TASK OBJECTIVE: Review the material and extract every line in which the word "under" occurs.

Recorded data:

BEGIN

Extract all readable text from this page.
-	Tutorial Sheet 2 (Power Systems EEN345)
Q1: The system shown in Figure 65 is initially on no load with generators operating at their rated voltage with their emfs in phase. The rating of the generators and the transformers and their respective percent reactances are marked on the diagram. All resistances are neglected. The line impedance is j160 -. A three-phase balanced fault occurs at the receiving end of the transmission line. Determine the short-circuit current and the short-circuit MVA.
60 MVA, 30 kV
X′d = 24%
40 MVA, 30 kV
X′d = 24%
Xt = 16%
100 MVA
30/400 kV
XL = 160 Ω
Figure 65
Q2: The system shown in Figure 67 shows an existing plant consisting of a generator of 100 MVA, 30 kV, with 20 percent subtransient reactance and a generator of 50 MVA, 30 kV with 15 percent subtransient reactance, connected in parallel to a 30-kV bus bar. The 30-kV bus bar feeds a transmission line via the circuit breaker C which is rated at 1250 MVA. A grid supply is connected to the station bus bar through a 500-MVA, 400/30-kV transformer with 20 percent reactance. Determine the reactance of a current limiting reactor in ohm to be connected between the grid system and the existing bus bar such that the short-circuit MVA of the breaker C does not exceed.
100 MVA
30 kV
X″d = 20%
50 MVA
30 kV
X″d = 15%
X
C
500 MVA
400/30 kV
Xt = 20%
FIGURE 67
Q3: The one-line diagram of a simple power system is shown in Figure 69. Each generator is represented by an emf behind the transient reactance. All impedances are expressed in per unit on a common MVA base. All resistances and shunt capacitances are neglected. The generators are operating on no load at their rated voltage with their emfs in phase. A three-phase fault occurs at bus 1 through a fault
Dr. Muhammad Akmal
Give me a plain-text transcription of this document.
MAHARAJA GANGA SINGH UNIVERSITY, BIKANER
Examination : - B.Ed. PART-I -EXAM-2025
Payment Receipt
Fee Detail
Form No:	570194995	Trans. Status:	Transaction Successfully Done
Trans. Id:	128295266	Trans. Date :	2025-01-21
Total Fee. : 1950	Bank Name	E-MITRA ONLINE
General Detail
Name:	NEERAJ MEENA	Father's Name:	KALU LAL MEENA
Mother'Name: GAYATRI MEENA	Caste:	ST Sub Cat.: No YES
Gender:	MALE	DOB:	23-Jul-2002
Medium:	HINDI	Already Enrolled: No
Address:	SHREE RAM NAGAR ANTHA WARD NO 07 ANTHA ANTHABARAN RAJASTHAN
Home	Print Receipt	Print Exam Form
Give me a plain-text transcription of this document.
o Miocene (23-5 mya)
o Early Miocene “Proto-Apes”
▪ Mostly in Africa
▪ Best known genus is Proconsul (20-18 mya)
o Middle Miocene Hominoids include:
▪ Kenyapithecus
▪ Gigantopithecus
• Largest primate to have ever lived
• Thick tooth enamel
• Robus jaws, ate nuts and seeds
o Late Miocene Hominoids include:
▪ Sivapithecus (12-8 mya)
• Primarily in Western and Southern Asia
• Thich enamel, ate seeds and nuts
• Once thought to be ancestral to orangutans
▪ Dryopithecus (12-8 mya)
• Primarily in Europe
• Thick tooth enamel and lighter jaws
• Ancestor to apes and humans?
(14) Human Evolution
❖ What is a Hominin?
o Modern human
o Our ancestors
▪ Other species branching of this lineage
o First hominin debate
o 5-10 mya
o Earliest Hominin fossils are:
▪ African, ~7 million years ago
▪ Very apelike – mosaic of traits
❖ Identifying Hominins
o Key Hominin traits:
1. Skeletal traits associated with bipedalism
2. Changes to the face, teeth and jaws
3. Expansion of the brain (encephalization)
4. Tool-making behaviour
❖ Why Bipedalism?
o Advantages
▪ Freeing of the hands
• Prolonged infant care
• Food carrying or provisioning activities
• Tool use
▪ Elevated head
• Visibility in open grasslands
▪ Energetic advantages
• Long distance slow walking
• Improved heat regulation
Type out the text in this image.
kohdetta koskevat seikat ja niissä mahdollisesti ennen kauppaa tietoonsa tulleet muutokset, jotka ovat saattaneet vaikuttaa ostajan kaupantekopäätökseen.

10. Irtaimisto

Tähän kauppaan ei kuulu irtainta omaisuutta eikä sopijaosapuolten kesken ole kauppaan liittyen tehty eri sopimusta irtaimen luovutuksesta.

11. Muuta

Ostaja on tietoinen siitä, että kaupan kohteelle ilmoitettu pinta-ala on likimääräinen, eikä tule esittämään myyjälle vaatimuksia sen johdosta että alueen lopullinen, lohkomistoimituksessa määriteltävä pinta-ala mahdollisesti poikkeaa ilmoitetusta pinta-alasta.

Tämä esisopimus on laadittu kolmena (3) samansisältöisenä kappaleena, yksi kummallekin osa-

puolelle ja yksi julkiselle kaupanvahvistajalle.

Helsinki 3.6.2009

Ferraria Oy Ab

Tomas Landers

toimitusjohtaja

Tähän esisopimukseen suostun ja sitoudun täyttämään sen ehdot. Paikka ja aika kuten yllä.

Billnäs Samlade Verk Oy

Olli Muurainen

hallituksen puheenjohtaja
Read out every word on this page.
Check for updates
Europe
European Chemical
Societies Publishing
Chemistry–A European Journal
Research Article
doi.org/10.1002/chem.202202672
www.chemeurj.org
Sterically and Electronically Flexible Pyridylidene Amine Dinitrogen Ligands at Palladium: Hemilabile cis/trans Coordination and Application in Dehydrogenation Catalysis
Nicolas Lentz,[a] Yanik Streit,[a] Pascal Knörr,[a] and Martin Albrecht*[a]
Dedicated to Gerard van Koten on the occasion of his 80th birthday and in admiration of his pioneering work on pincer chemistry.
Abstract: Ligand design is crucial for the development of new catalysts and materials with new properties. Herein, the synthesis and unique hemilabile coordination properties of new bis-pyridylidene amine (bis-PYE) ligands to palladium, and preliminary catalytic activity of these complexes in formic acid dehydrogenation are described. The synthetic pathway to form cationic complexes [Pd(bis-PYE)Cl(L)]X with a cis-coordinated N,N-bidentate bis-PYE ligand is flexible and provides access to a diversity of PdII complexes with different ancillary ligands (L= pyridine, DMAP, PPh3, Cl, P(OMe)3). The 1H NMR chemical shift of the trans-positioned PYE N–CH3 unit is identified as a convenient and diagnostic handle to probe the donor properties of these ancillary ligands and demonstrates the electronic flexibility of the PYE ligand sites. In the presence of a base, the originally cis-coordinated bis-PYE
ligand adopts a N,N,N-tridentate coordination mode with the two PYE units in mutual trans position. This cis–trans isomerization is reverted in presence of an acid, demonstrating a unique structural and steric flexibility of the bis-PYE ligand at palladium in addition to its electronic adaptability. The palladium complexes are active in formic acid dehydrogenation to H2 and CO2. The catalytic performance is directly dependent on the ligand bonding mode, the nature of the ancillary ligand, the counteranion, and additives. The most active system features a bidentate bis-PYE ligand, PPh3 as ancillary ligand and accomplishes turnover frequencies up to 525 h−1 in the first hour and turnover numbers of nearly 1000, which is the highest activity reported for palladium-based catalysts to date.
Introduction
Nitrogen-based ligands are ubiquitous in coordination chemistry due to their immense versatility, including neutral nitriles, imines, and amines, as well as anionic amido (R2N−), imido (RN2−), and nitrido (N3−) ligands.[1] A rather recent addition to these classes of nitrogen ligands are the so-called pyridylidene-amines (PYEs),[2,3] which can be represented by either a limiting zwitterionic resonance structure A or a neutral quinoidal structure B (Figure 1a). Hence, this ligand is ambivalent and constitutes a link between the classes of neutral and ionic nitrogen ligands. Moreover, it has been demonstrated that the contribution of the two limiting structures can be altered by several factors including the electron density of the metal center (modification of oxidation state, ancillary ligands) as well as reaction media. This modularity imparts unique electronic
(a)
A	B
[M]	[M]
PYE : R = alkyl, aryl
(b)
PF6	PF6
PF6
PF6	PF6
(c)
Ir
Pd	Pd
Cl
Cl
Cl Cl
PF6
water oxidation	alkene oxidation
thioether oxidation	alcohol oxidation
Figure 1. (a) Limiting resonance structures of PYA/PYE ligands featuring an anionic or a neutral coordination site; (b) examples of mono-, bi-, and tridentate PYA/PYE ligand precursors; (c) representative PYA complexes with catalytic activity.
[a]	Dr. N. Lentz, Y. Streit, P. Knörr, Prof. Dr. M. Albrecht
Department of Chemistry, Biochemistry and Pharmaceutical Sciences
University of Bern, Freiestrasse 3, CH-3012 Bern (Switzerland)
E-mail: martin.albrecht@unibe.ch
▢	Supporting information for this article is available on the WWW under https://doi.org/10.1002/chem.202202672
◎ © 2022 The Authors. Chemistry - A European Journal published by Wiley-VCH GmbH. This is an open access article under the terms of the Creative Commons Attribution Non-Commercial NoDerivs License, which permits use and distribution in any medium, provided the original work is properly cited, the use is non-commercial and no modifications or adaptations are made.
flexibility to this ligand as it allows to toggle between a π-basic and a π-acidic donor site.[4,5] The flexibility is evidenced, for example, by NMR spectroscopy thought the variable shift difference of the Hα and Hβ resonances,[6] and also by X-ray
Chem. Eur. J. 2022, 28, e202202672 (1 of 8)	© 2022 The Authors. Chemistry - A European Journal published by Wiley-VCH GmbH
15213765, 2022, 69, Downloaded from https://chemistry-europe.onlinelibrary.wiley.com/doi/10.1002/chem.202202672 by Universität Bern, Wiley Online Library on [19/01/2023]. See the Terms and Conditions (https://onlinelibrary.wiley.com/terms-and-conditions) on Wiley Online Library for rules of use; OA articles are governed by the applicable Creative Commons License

END

THE COMPLETED TASK:
▢	Supporting information for this article is available on the WWW under https://doi.org/10.1002/chem.202202672
◎ © 2022 The Authors. Chemistry - A European Journal published by Wiley-VCH GmbH. This is an open access article under the terms of the Creative Commons Attribution Non-Commercial NoDerivs License, which permits use and distribution in any medium, provided the original work is properly cited, the use is non-commercial and no modifications or adaptations are made.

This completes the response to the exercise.